[The request] In the entries below, count every line containing "Entwicklung". Reply with the number alone.

#### Exercise inputs ####

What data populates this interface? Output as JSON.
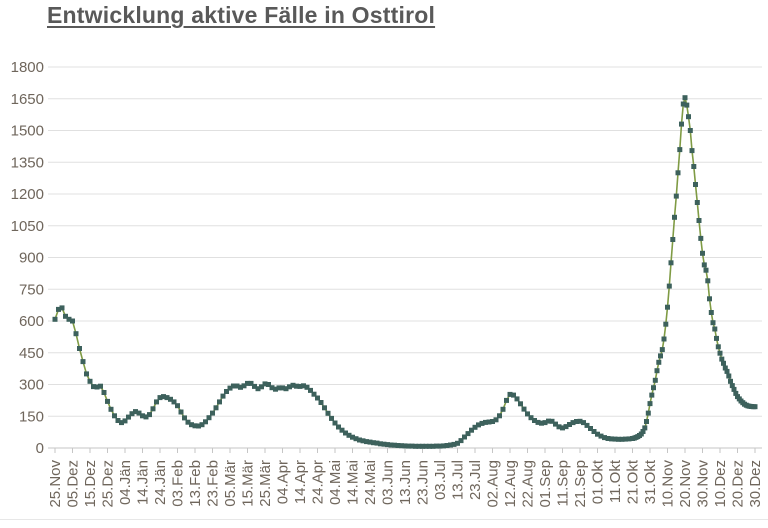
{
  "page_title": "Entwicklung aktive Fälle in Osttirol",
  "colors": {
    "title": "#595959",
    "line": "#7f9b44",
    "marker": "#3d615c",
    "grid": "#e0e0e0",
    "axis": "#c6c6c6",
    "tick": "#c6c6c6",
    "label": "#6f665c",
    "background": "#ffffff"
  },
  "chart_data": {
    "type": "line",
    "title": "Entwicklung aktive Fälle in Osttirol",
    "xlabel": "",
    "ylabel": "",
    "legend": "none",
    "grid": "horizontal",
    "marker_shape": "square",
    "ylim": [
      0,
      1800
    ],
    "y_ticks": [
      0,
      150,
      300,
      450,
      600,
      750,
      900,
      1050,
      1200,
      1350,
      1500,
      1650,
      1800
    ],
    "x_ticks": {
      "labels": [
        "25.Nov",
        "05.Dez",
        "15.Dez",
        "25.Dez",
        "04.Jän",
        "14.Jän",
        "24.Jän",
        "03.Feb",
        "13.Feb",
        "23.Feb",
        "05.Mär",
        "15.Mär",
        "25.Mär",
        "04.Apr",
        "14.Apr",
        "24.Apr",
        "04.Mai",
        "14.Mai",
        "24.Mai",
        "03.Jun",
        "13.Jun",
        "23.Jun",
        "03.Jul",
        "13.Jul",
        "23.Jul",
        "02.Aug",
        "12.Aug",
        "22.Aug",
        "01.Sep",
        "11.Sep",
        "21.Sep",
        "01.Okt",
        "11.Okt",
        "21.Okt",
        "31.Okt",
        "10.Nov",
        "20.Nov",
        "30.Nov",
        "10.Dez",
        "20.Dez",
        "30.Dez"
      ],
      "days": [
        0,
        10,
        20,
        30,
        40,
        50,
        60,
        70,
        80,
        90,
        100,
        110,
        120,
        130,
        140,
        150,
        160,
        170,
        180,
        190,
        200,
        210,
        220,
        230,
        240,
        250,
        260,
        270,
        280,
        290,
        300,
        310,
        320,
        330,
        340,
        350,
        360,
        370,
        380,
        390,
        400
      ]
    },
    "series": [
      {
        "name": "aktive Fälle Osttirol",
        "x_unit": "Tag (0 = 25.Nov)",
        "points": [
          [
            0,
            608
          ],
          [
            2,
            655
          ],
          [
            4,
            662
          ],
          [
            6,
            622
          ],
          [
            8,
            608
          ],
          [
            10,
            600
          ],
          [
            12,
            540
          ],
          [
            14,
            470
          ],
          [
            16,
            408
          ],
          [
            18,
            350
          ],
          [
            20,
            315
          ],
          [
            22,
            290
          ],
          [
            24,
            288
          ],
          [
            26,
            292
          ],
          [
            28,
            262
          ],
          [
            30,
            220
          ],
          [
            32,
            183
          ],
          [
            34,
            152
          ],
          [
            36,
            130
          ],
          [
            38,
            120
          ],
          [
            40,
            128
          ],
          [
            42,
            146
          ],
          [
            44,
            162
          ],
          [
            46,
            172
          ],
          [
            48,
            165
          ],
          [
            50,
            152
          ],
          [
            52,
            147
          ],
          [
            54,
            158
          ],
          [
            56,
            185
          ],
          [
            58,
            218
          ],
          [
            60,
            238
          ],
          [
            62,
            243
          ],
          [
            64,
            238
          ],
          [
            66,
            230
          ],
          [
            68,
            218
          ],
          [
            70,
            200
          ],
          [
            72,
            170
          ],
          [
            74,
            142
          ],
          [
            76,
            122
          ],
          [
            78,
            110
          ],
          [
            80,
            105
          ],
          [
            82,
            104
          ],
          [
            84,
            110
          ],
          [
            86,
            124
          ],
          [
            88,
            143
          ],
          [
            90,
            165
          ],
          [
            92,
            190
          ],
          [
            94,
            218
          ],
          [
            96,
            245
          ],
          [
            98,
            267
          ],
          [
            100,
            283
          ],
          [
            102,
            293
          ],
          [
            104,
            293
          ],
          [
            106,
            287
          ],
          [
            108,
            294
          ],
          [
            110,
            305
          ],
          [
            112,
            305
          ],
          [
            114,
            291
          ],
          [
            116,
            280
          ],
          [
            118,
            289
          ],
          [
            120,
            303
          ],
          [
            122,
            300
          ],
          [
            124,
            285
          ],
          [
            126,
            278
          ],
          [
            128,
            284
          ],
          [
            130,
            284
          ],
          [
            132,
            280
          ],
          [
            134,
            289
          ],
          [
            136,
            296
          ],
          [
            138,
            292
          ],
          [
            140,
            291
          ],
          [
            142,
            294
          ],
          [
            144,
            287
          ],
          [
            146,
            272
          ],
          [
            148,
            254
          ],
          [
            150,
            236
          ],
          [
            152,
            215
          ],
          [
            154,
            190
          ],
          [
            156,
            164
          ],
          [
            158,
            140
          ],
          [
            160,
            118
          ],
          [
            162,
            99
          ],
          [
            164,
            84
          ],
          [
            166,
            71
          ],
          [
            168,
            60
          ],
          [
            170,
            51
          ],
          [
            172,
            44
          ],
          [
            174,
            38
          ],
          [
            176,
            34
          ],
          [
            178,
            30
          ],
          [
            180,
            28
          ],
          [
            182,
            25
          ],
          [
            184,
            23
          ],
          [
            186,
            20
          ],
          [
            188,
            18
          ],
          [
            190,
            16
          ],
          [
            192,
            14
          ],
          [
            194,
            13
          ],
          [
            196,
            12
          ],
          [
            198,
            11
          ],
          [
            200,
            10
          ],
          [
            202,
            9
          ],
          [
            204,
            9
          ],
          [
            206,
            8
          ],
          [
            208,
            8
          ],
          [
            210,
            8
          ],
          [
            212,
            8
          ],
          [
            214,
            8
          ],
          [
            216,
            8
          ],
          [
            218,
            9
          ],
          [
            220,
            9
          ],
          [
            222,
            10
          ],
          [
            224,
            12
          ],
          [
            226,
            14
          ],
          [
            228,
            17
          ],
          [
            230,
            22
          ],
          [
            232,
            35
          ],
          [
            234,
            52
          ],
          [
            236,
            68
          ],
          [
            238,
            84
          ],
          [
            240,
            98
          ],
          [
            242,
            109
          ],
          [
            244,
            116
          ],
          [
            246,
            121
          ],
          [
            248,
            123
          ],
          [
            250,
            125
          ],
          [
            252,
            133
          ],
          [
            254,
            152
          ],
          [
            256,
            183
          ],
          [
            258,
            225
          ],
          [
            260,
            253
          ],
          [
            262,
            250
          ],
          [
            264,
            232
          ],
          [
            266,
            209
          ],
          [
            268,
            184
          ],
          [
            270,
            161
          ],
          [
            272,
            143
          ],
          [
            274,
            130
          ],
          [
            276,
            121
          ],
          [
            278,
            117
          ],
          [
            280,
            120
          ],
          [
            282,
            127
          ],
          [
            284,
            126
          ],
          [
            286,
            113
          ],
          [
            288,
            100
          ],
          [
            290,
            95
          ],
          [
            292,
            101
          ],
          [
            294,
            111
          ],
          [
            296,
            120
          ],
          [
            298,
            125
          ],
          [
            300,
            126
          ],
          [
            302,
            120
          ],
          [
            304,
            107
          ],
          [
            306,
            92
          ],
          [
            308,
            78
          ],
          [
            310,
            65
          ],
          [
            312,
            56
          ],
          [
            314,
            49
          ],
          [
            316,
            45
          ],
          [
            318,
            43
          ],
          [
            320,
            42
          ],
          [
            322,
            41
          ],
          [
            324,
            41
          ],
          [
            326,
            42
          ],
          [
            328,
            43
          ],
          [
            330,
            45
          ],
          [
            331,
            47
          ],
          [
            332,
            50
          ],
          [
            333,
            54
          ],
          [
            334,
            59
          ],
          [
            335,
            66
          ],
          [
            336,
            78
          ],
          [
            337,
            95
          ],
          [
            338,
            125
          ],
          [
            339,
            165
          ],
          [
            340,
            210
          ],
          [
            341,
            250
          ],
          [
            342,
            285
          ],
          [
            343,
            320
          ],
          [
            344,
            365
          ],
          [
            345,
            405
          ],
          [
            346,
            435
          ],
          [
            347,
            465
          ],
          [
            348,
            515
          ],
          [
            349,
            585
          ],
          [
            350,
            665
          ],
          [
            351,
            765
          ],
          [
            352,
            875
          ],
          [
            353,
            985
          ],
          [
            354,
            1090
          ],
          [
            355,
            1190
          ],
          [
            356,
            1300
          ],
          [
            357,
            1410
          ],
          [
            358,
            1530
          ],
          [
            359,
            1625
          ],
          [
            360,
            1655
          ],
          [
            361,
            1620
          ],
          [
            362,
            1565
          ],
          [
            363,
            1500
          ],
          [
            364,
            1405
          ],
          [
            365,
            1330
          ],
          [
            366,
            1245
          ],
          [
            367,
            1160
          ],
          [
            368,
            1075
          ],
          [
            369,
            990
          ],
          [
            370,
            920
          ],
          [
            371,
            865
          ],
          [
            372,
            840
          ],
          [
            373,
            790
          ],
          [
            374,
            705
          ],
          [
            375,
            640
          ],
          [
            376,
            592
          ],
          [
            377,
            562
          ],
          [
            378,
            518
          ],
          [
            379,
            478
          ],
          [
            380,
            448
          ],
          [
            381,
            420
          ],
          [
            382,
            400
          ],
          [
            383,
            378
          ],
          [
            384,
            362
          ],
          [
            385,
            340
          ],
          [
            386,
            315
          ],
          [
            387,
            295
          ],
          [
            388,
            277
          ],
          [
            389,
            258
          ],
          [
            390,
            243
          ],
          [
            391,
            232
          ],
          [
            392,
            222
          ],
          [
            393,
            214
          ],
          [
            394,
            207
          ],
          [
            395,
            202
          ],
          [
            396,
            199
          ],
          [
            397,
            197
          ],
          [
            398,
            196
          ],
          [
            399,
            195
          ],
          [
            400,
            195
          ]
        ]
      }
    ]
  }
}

####
#### Exercise inputs ####

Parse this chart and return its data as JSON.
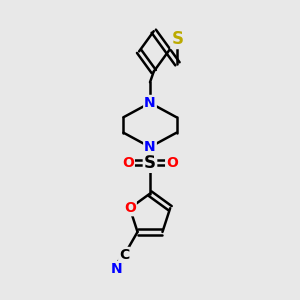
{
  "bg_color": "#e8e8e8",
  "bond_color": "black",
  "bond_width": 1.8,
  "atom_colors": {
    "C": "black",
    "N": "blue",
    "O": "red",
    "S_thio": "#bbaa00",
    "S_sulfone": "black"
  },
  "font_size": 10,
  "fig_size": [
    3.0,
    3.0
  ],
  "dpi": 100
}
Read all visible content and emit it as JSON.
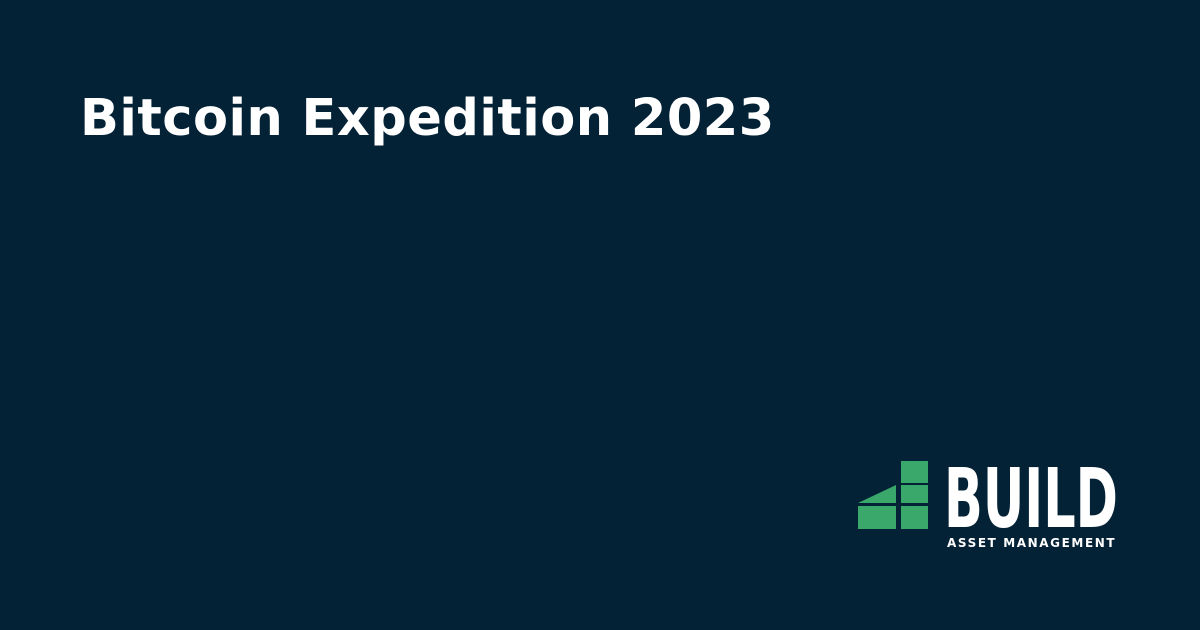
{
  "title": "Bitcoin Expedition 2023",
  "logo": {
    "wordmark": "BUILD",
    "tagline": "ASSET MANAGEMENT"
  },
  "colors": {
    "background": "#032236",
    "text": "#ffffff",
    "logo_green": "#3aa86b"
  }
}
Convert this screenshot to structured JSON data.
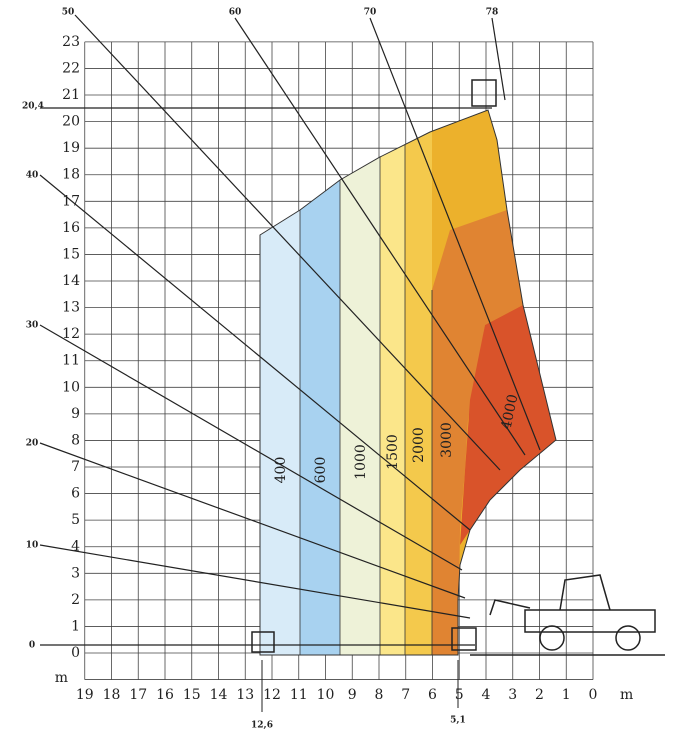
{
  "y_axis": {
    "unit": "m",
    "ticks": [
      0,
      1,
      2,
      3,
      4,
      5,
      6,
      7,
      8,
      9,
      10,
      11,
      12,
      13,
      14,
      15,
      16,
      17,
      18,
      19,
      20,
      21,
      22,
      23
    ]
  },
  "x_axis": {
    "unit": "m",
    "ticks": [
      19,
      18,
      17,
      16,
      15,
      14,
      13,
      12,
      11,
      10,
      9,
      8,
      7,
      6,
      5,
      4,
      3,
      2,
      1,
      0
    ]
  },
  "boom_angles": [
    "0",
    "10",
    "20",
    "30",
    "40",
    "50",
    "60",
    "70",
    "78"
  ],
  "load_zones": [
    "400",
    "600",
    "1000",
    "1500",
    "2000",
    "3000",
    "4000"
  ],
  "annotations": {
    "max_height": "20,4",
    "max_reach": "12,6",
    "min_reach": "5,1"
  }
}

####

[The solution] 2